** begin **
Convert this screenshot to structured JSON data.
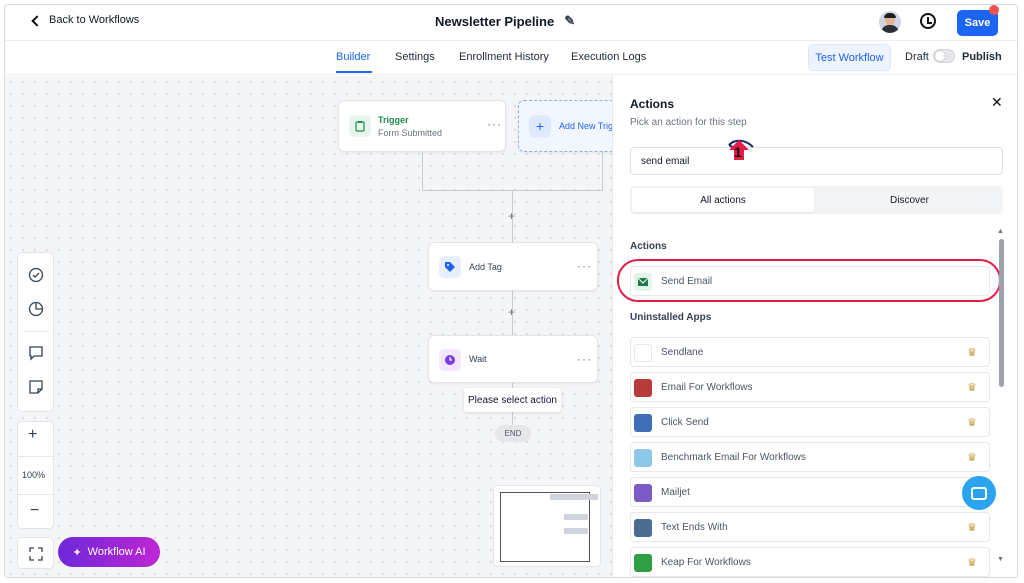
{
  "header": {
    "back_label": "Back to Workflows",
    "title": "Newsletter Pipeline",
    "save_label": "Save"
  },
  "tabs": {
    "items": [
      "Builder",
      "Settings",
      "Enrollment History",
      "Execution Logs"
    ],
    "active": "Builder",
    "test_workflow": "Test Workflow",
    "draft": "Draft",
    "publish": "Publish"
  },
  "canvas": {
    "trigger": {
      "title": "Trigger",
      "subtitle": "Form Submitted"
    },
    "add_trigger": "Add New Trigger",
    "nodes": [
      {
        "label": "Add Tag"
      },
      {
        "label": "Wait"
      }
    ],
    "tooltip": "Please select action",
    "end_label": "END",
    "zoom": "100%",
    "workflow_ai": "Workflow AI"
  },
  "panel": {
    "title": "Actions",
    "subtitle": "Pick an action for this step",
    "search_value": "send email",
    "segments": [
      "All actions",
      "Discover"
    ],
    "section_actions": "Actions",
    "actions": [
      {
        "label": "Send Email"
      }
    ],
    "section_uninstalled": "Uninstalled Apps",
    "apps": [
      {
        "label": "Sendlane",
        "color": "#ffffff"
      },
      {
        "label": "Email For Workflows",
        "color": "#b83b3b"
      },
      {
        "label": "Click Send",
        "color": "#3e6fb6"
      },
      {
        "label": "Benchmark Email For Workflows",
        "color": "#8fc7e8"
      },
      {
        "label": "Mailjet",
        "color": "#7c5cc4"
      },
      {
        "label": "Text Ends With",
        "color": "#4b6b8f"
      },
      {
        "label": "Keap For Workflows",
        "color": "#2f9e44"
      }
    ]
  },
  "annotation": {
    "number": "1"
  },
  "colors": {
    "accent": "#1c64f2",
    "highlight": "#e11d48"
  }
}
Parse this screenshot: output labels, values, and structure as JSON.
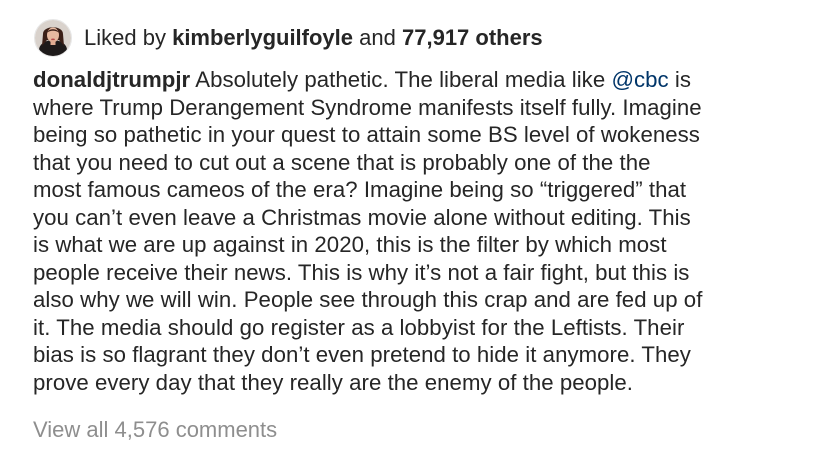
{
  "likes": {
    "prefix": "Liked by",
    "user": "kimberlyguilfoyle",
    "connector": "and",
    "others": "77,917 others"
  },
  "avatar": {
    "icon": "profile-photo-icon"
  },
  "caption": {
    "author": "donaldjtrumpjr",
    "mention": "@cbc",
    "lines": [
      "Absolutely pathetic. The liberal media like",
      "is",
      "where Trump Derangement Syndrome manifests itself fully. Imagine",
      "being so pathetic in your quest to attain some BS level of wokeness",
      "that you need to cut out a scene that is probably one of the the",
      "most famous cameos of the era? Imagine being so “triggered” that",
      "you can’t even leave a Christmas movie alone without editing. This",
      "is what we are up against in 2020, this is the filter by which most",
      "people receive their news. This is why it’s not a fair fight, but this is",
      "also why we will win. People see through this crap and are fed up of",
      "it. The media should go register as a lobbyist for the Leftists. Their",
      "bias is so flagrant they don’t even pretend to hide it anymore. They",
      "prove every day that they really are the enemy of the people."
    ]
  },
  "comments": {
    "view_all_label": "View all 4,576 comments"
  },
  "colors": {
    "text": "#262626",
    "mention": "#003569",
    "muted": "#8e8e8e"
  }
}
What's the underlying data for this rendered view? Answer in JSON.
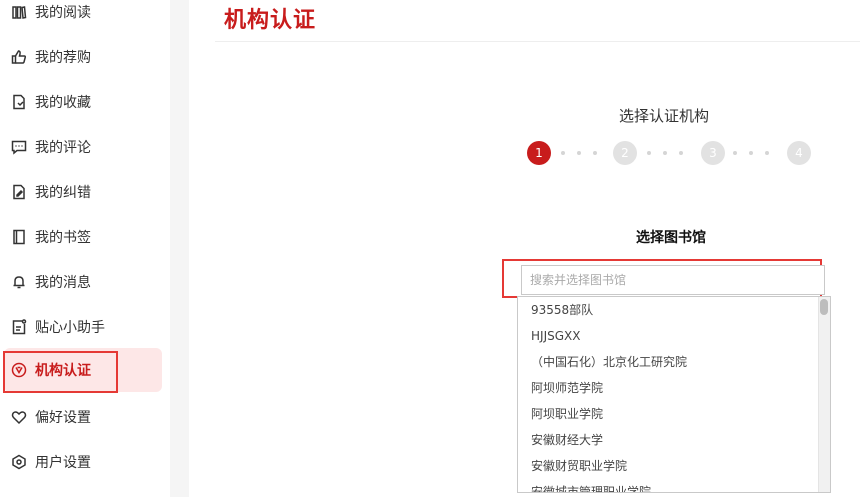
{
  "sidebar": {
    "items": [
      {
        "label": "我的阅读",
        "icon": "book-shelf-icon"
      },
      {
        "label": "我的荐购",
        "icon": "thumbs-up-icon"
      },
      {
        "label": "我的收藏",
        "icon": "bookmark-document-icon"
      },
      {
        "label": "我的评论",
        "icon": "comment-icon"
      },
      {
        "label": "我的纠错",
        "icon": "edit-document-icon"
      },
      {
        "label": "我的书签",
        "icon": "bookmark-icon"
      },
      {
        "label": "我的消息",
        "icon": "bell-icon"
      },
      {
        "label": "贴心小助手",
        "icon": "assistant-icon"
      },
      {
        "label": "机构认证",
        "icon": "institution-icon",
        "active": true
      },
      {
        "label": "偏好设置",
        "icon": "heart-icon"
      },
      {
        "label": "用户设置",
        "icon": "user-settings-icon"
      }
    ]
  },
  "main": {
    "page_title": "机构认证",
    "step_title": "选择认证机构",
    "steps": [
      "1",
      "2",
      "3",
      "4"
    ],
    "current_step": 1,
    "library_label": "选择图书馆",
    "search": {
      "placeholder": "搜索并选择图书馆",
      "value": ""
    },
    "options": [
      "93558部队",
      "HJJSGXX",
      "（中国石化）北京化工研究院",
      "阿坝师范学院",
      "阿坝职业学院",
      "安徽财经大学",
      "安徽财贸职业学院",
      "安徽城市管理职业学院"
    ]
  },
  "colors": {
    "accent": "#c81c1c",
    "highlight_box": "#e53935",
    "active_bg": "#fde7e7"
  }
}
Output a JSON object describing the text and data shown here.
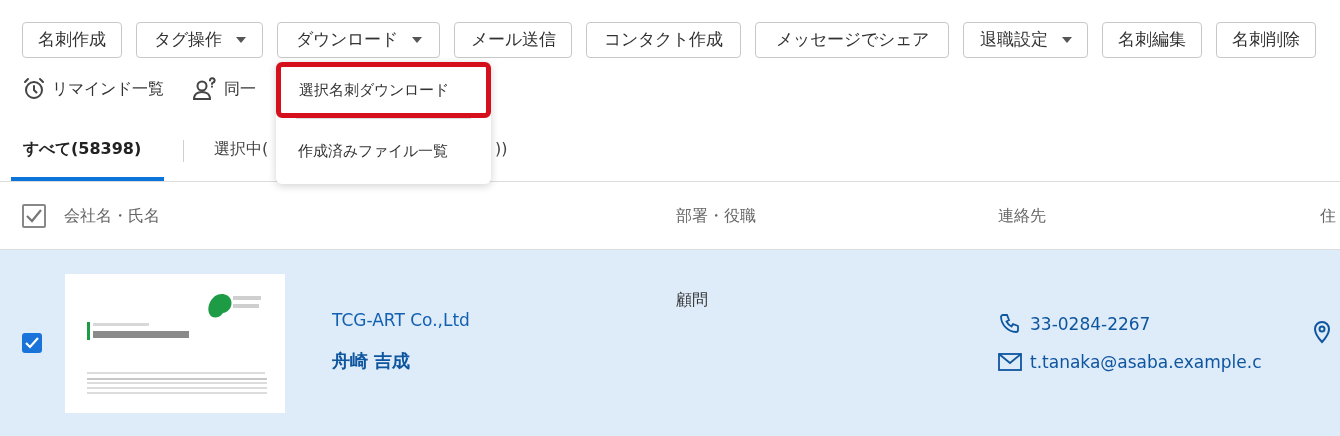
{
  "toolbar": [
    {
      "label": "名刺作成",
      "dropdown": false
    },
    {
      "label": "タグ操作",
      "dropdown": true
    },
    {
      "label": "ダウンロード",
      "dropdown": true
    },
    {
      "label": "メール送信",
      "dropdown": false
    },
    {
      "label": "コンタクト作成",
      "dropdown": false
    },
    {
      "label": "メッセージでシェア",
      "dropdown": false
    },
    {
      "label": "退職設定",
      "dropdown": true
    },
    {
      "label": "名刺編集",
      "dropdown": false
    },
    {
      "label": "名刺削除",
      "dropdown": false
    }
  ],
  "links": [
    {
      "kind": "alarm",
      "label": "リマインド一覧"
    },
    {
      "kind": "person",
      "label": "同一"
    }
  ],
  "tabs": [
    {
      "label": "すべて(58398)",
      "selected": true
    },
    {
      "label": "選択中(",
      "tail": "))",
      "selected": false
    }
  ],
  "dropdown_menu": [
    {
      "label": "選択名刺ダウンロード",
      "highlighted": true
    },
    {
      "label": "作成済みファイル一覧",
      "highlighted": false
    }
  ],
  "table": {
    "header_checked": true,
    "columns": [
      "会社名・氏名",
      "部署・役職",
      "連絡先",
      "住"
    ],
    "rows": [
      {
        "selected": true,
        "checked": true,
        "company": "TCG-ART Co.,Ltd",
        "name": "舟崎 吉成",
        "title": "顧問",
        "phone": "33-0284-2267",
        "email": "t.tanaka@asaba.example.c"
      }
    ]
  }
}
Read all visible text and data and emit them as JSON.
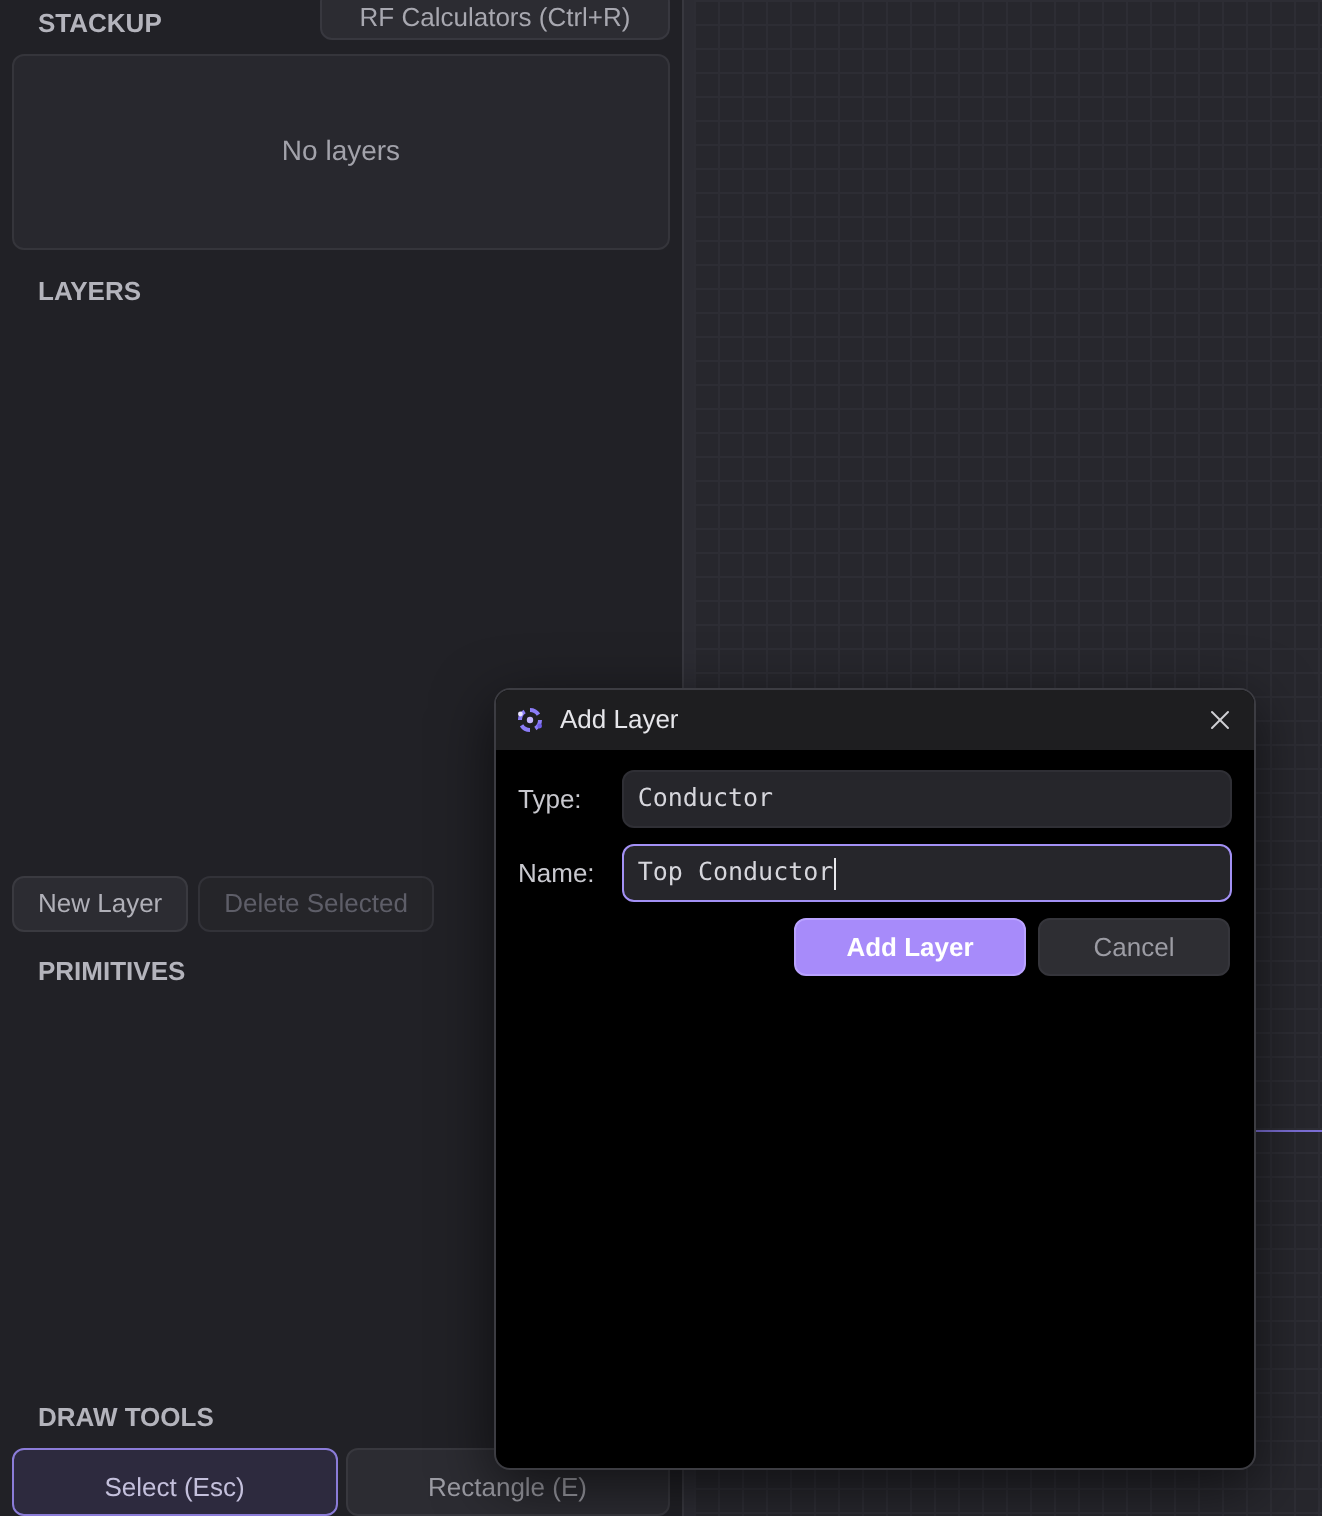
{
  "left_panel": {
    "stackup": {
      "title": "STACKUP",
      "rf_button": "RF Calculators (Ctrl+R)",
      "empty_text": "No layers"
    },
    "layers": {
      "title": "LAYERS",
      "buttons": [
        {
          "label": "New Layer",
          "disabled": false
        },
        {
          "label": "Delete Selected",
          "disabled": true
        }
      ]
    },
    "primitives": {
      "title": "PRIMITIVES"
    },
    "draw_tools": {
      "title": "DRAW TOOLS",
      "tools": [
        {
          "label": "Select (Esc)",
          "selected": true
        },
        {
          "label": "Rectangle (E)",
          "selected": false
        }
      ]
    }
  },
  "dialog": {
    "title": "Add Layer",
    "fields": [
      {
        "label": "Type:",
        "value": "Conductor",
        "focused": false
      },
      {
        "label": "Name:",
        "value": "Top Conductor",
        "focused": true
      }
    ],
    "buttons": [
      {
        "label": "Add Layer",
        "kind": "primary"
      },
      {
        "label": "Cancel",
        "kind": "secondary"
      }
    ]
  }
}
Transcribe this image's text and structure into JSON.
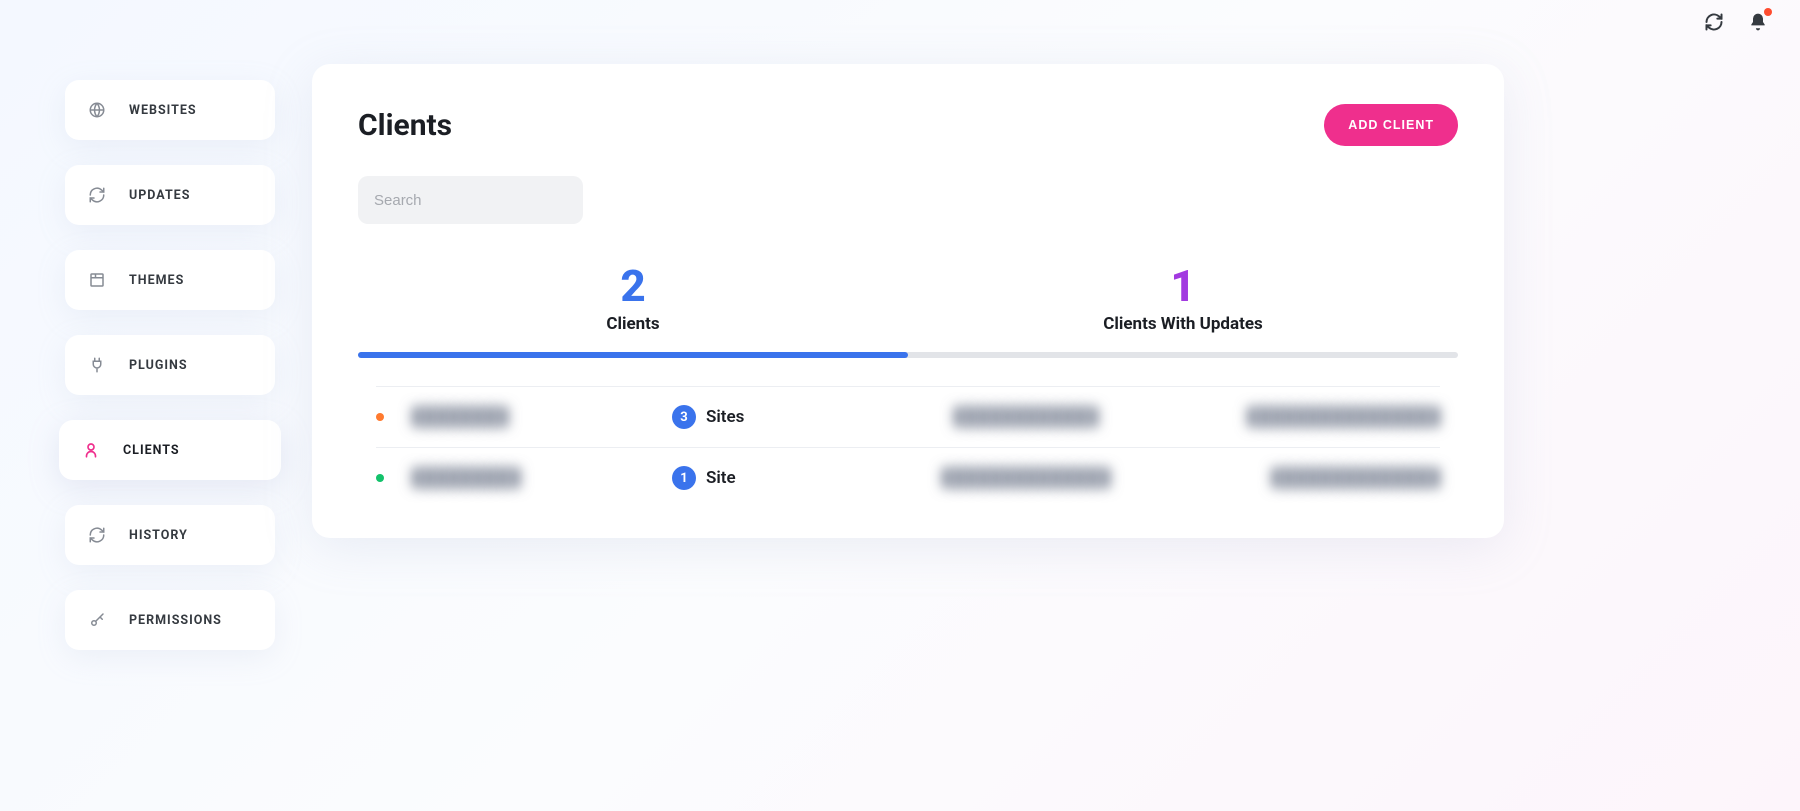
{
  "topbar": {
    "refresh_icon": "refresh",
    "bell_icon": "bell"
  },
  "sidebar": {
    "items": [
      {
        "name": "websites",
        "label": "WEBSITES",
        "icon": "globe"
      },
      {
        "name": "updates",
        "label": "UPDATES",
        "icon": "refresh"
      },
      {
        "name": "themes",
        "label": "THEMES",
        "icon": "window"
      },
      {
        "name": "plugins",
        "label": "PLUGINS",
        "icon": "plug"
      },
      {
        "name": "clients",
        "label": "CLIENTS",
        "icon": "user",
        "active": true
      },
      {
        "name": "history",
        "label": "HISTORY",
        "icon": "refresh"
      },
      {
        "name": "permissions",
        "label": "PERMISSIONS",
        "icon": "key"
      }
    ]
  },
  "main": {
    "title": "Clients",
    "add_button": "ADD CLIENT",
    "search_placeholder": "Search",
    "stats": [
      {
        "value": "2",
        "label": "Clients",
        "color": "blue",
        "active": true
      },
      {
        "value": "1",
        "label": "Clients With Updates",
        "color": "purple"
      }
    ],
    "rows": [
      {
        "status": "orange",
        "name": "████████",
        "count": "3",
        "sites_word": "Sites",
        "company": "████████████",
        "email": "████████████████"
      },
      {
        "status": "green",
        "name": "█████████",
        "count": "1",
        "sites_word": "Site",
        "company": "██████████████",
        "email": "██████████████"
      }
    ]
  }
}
** end **
* _What you should do_
Report all lines of the data above that include the string "highlighted".

* _Solution to this problem_
      "highlighted": true
      "highlighted": false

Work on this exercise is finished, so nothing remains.